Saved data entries

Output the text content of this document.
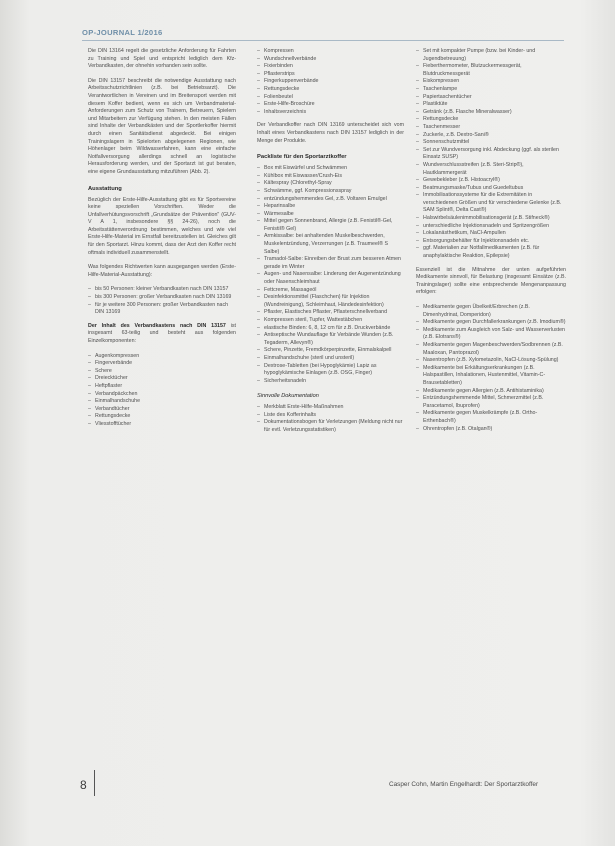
OP-JOURNAL 1/2016

Die DIN 13164 regelt die gesetzliche Anforderung für Fahrten zu Training und Spiel und entspricht lediglich dem Kfz-Verbandkasten, der ohnehin vorhanden sein sollte.

Die DIN 13157 beschreibt die notwendige Ausstattung nach Arbeitsschutzrichtlinien (z.B. bei Betriebsarzt). Die Verantwortlichen in Vereinen und im Breitensport werden mit diesem Koffer bedient, wenn es sich um Verbandmaterial-Anforderungen zum Schutz von Trainern, Betreuern, Spielern und Mitarbeitern zur Verfügung stehen. In den meisten Fällen sind Inhalte der Verbandkästen und der Sportlerkoffer hiermit durch einen Sanitätsdienst abgedeckt. Bei einigen Trainingslagern in Spielorten abgelegenen Regionen, wie Höhenlager beim Wildwasserfahren, kann eine einfache Notfallversorgung allerdings schnell an logistische Herausforderung werden, und der Sportarzt ist gut beraten, eine eigene Grundausstattung mitzuführen (Abb. 2).

Ausstattung

Bezüglich der Erste-Hilfe-Ausstattung gibt es für Sportvereine keine speziellen Vorschriften. Weder die Unfallverhütungsvorschrift „Grundsätze der Prävention" (GUV-V A 1, insbesondere §§ 24-26), noch die Arbeitsstättenverordnung bestimmen, welches und wie viel Erste-Hilfe-Material im Ernstfall bereitzustellen ist. Gleiches gilt für den Sportarzt. Hinzu kommt, dass der Arzt den Koffer recht oftmals individuell zusammenstellt.

Was folgendes Richtwerten kann ausgegangen werden (Erste-Hilfe-Material-Ausstattung):

– bis 50 Personen: kleiner Verbandkasten nach DIN 13157
– bis 300 Personen: großer Verbandkasten nach DIN 13169
– für je weitere 300 Personen: großer Verbandkasten nach DIN 13169

Der Inhalt des Verbandkastens nach DIN 13157 ist insgesamt 63-teilig und besteht aus folgenden Einzelkomponenten:

– Augenkompressen
– Fingerverbände
– Schere
– Dreiecktücher
– Heftpflaster
– Verbandpäckchen
– Einmalhandschuhe
– Verbandtücher
– Rettungsdecke
– Vliesstofftücher
– Kompressen
– Wundschnellverbände
– Fixierbinden
– Pflasterstrips
– Fingerkuppenverbände
– Rettungsdecke
– Folienbeutel
– Erste-Hilfe-Broschüre
– Inhaltsverzeichnis

Der Verbandkoffer nach DIN 13169 unterscheidet sich vom Inhalt eines Verbandkastens nach DIN 13157 lediglich in der Menge der Produkte.

Packliste für den Sportarztkoffer
– Box mit Eiswürfel und Schwämmen
– Kühlbox mit Eiswasser/Crush-Eis
– Kältespray (Chlorethyl-Spray
– Schwämme, ggf. Kompressionsspray
– entzündungshemmendes Gel, z.B. Voltaren Emulgel
– Heparinsalbe
– Wärmesalbe
– Mittel gegen Sonnenbrand, Allergie (z.B. Fenistil®-Gel, Fenistil® Gel)
– Armkissalbe: bei anhaltenden Muskelbeschwerden, Muskelentzündung, Verzerrungen (z.B. Traumeel® S Salbe)
– Tramadol-Salbe: Einreiben der Brust zum besseren Atmen gerade im Winter
– Augen- und Nasensalbe: Linderung der Augenentzündung oder Nasenschleimhaut
– Fettcreme, Massageöl
– Desinfektionsmittel (Flaschchen) für Injektion (Wundreinigung), Schleimhaut, Händedesinfektion)
– Pflaster, Elastisches Pflaster, Pflasterschnellverband
– Kompressen steril, Tupfer, Wattestäbchen
– elastische Binden: 6, 8, 12 cm für z.B. Druckverbände
– Antiseptische Wundauflage für Verbände Wunden (z.B. Tegaderm, Allevyn®)
– Schere, Pinzette, Fremdkörperpinzette, Einmalskalpell
– Einmalhandschuhe (steril und unsteril)
– Dextrose-Tabletten (bei Hypoglykämie) Lapiz as hypoglykämische Einlagen (z.B. OSG, Finger)
– Sicherheitsnadeln
Sinnvolle Dokumentation
– Merkblatt Erste-Hilfe-Maßnahmen
– Liste des Kofferinhalts
– Dokumentationsbogen für Verletzungen (Meldung nicht nur für evtl. Verletzungsstatistiken)
– Set mit kompakter Pumpe (bzw. bei Kinder- und Jugendbetreuung)
– Fieberthermometer, Blutzuckermessgerät, Blutdruckmessgerät
– Eiskompressen
– Taschenlampe
– Papiertaschentücher
– Plastiktüte
– Getränk (z.B. Flasche Mineralwasser)
– Rettungsdecke
– Taschenmesser
– Zuckerle, z.B. Dextro-Sani®
– Sonnenschutzmittel
– Set zur Wundversorgung inkl. Abdeckung (ggf. als sterilen Einsatz SUSP)
– Wundverschlussstreifen (z.B. Steri-Strip®), Hautklammergerät
– Gewebekleber (z.B. Histoacryl®)
– Beatmungsmaske/Tubus und Guedeltubus
– Immobilisationssysteme für die Extremitäten in verschiedenen Größen und für verschiedene Gelenke (z.B. SAM Splint®, Delta Cast®)
– Halswirbelsäulenimmobilisationsgerät (z.B. Stifneck®)
– unterschiedliche Injektionsnadeln und Spritzengrößen
– Lokalanästhetikum, NaCl-Ampullen
– Entsorgungsbehälter für Injektionsnadeln etc.
– ggf. Materialien zur Notfallmedikamenten (z.B. für anaphylaktische Reaktion, Epilepsie)

Essenziell ist die Mitnahme der unten aufgeführten Medikamente sinnvoll, für Belastung (insgesamt Einsätze (z.B. Trainingslager) sollte eine entsprechende Mengenanpassung erfolgen:

– Medikamente gegen Übelkeit/Erbrechen (z.B. Dimenhydrinat, Domperidon)
– Medikamente gegen Durchfallerkrankungen (z.B. Imodium®)
– Medikamente zum Ausgleich von Salz- und Wasserverlusten (z.B. Elotrans®)
– Medikamente gegen Magenbeschwerden/Sodbrennen (z.B. Maaloxan, Pantoprazol)
– Nasentropfen (z.B. Xylometazolin, NaCl-Lösung-Spülung)
– Medikamente bei Erkältungserkrankungen (z.B. Halspastillen, Inhalationen, Hustenmittel, Vitamin-C-Brausetabletten)
– Medikamente gegen Allergien (z.B. Antihistaminika)
– Entzündungshemmende Mittel, Schmerzmittel (z.B. Paracetamol, Ibuprofen)
– Medikamente gegen Muskelkrämpfe (z.B. Ortho-Erthenbach®)
– Ohrentropfen (z.B. Otalgan®)
8	Casper Cohn, Martin Engelhardt: Der Sportarztkoffer
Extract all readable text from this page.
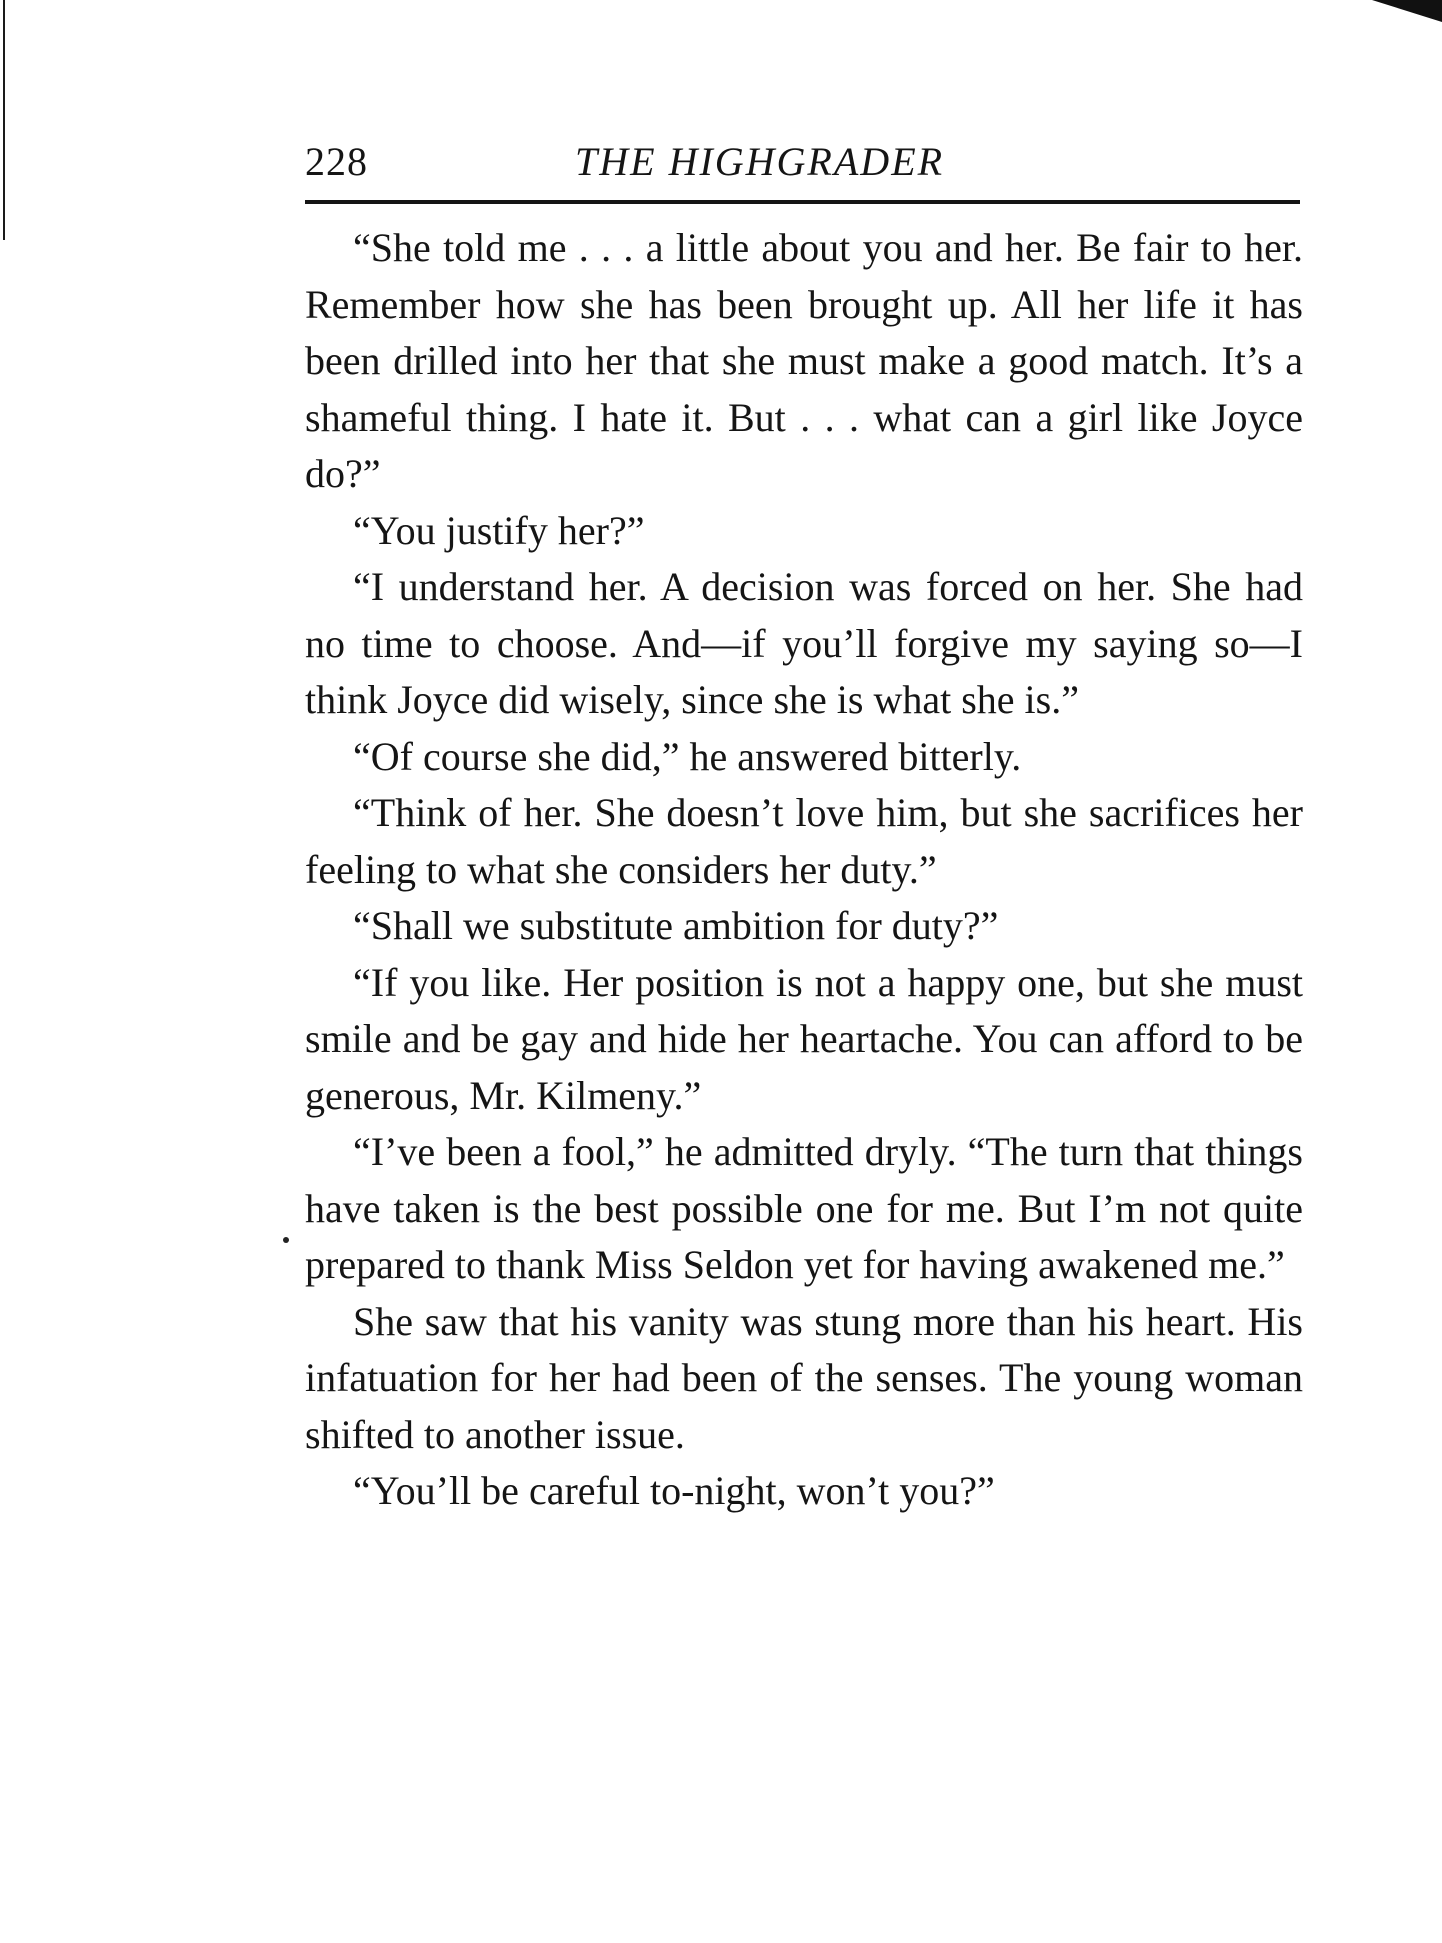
228	THE HIGHGRADER

“She told me . . . a little about you and her. Be fair to her. Remember how she has been brought up. All her life it has been drilled into her that she must make a good match. It’s a shameful thing. I hate it. But . . . what can a girl like Joyce do?”

“You justify her?”

“I understand her. A decision was forced on her. She had no time to choose. And—if you’ll forgive my saying so—I think Joyce did wisely, since she is what she is.”

“Of course she did,” he answered bitterly.

“Think of her. She doesn’t love him, but she sacrifices her feeling to what she considers her duty.”

“Shall we substitute ambition for duty?”

“If you like. Her position is not a happy one, but she must smile and be gay and hide her heartache. You can afford to be generous, Mr. Kilmeny.”

“I’ve been a fool,” he admitted dryly. “The turn that things have taken is the best possible one for me. But I’m not quite prepared to thank Miss Seldon yet for having awakened me.”

She saw that his vanity was stung more than his heart. His infatuation for her had been of the senses. The young woman shifted to another issue.

“You’ll be careful to-night, won’t you?”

Exercise: Write the full listing out again with every line unchanged, but include no pictures.

Task response:
Output the text content of this document.
OP-JOURNAL 1/2016

Die DIN 13164 regelt die gesetzliche Anforderung für Fahrten zu Training und Spiel und entspricht lediglich dem Kfz-Verbandkasten, der ohnehin vorhanden sein sollte.

Die DIN 13157 beschreibt die notwendige Ausstattung nach Arbeitsschutzrichtlinien (z.B. bei Betriebsarzt). Die Verantwortlichen in Vereinen und im Breitensport werden mit diesem Koffer bedient, wenn es sich um Verbandmaterial-Anforderungen zum Schutz von Trainern, Betreuern, Spielern und Mitarbeitern zur Verfügung stehen. In den meisten Fällen sind Inhalte der Verbandkästen und der Sportlerkoffer hiermit durch einen Sanitätsdienst abgedeckt. Bei einigen Trainingslagern in Spielorten abgelegenen Regionen, wie Höhenlager beim Wildwasserfahren, kann eine einfache Notfallversorgung allerdings schnell an logistische Herausforderung werden, und der Sportarzt ist gut beraten, eine eigene Grundausstattung mitzuführen (Abb. 2).

Ausstattung

Bezüglich der Erste-Hilfe-Ausstattung gibt es für Sportvereine keine speziellen Vorschriften. Weder die Unfallverhütungsvorschrift „Grundsätze der Prävention" (GUV-V A 1, insbesondere §§ 24-26), noch die Arbeitsstättenverordnung bestimmen, welches und wie viel Erste-Hilfe-Material im Ernstfall bereitzustellen ist. Gleiches gilt für den Sportarzt. Hinzu kommt, dass der Arzt den Koffer recht oftmals individuell zusammenstellt.

Was folgendes Richtwerten kann ausgegangen werden (Erste-Hilfe-Material-Ausstattung):

– bis 50 Personen: kleiner Verbandkasten nach DIN 13157
– bis 300 Personen: großer Verbandkasten nach DIN 13169
– für je weitere 300 Personen: großer Verbandkasten nach DIN 13169

Der Inhalt des Verbandkastens nach DIN 13157 ist insgesamt 63-teilig und besteht aus folgenden Einzelkomponenten:

– Augenkompressen
– Fingerverbände
– Schere
– Dreiecktücher
– Heftpflaster
– Verbandpäckchen
– Einmalhandschuhe
– Verbandtücher
– Rettungsdecke
– Vliesstofftücher
– Kompressen
– Wundschnellverbände
– Fixierbinden
– Pflasterstrips
– Fingerkuppenverbände
– Rettungsdecke
– Folienbeutel
– Erste-Hilfe-Broschüre
– Inhaltsverzeichnis

Der Verbandkoffer nach DIN 13169 unterscheidet sich vom Inhalt eines Verbandkastens nach DIN 13157 lediglich in der Menge der Produkte.

Packliste für den Sportarztkoffer
– Box mit Eiswürfel und Schwämmen
– Kühlbox mit Eiswasser/Crush-Eis
– Kältespray (Chlorethyl-Spray
– Schwämme, ggf. Kompressionsspray
– entzündungshemmendes Gel, z.B. Voltaren Emulgel
– Heparinsalbe
– Wärmesalbe
– Mittel gegen Sonnenbrand, Allergie (z.B. Fenistil®-Gel, Fenistil® Gel)
– Armkissalbe: bei anhaltenden Muskelbeschwerden, Muskelentzündung, Verzerrungen (z.B. Traumeel® S Salbe)
– Tramadol-Salbe: Einreiben der Brust zum besseren Atmen gerade im Winter
– Augen- und Nasensalbe: Linderung der Augenentzündung oder Nasenschleimhaut
– Fettcreme, Massageöl
– Desinfektionsmittel (Flaschchen) für Injektion (Wundreinigung), Schleimhaut, Händedesinfektion)
– Pflaster, Elastisches Pflaster, Pflasterschnellverband
– Kompressen steril, Tupfer, Wattestäbchen
– elastische Binden: 6, 8, 12 cm für z.B. Druckverbände
– Antiseptische Wundauflage für Verbände Wunden (z.B. Tegaderm, Allevyn®)
– Schere, Pinzette, Fremdkörperpinzette, Einmalskalpell
– Einmalhandschuhe (steril und unsteril)
– Dextrose-Tabletten (bei Hypoglykämie) Lapiz as hypoglykämische Einlagen (z.B. OSG, Finger)
– Sicherheitsnadeln
Sinnvolle Dokumentation
– Merkblatt Erste-Hilfe-Maßnahmen
– Liste des Kofferinhalts
– Dokumentationsbogen für Verletzungen (Meldung nicht nur für evtl. Verletzungsstatistiken)
– Set mit kompakter Pumpe (bzw. bei Kinder- und Jugendbetreuung)
– Fieberthermometer, Blutzuckermessgerät, Blutdruckmessgerät
– Eiskompressen
– Taschenlampe
– Papiertaschentücher
– Plastiktüte
– Getränk (z.B. Flasche Mineralwasser)
– Rettungsdecke
– Taschenmesser
– Zuckerle, z.B. Dextro-Sani®
– Sonnenschutzmittel
– Set zur Wundversorgung inkl. Abdeckung (ggf. als sterilen Einsatz SUSP)
– Wundverschlussstreifen (z.B. Steri-Strip®), Hautklammergerät
– Gewebekleber (z.B. Histoacryl®)
– Beatmungsmaske/Tubus und Guedeltubus
– Immobilisationssysteme für die Extremitäten in verschiedenen Größen und für verschiedene Gelenke (z.B. SAM Splint®, Delta Cast®)
– Halswirbelsäulenimmobilisationsgerät (z.B. Stifneck®)
– unterschiedliche Injektionsnadeln und Spritzengrößen
– Lokalanästhetikum, NaCl-Ampullen
– Entsorgungsbehälter für Injektionsnadeln etc.
– ggf. Materialien zur Notfallmedikamenten (z.B. für anaphylaktische Reaktion, Epilepsie)

Essenziell ist die Mitnahme der unten aufgeführten Medikamente sinnvoll, für Belastung (insgesamt Einsätze (z.B. Trainingslager) sollte eine entsprechende Mengenanpassung erfolgen:

– Medikamente gegen Übelkeit/Erbrechen (z.B. Dimenhydrinat, Domperidon)
– Medikamente gegen Durchfallerkrankungen (z.B. Imodium®)
– Medikamente zum Ausgleich von Salz- und Wasserverlusten (z.B. Elotrans®)
– Medikamente gegen Magenbeschwerden/Sodbrennen (z.B. Maaloxan, Pantoprazol)
– Nasentropfen (z.B. Xylometazolin, NaCl-Lösung-Spülung)
– Medikamente bei Erkältungserkrankungen (z.B. Halspastillen, Inhalationen, Hustenmittel, Vitamin-C-Brausetabletten)
– Medikamente gegen Allergien (z.B. Antihistaminika)
– Entzündungshemmende Mittel, Schmerzmittel (z.B. Paracetamol, Ibuprofen)
– Medikamente gegen Muskelkrämpfe (z.B. Ortho-Erthenbach®)
– Ohrentropfen (z.B. Otalgan®)
8	Casper Cohn, Martin Engelhardt: Der Sportarztkoffer
Extract all readable text from this page.
228	THE HIGHGRADER

“She told me . . . a little about you and her. Be fair to her. Remember how she has been brought up. All her life it has been drilled into her that she must make a good match. It’s a shameful thing. I hate it. But . . . what can a girl like Joyce do?”

“You justify her?”

“I understand her. A decision was forced on her. She had no time to choose. And—if you’ll forgive my saying so—I think Joyce did wisely, since she is what she is.”

“Of course she did,” he answered bitterly.

“Think of her. She doesn’t love him, but she sacrifices her feeling to what she considers her duty.”

“Shall we substitute ambition for duty?”

“If you like. Her position is not a happy one, but she must smile and be gay and hide her heartache. You can afford to be generous, Mr. Kilmeny.”

“I’ve been a fool,” he admitted dryly. “The turn that things have taken is the best possible one for me. But I’m not quite prepared to thank Miss Seldon yet for having awakened me.”

She saw that his vanity was stung more than his heart. His infatuation for her had been of the senses. The young woman shifted to another issue.

“You’ll be careful to-night, won’t you?”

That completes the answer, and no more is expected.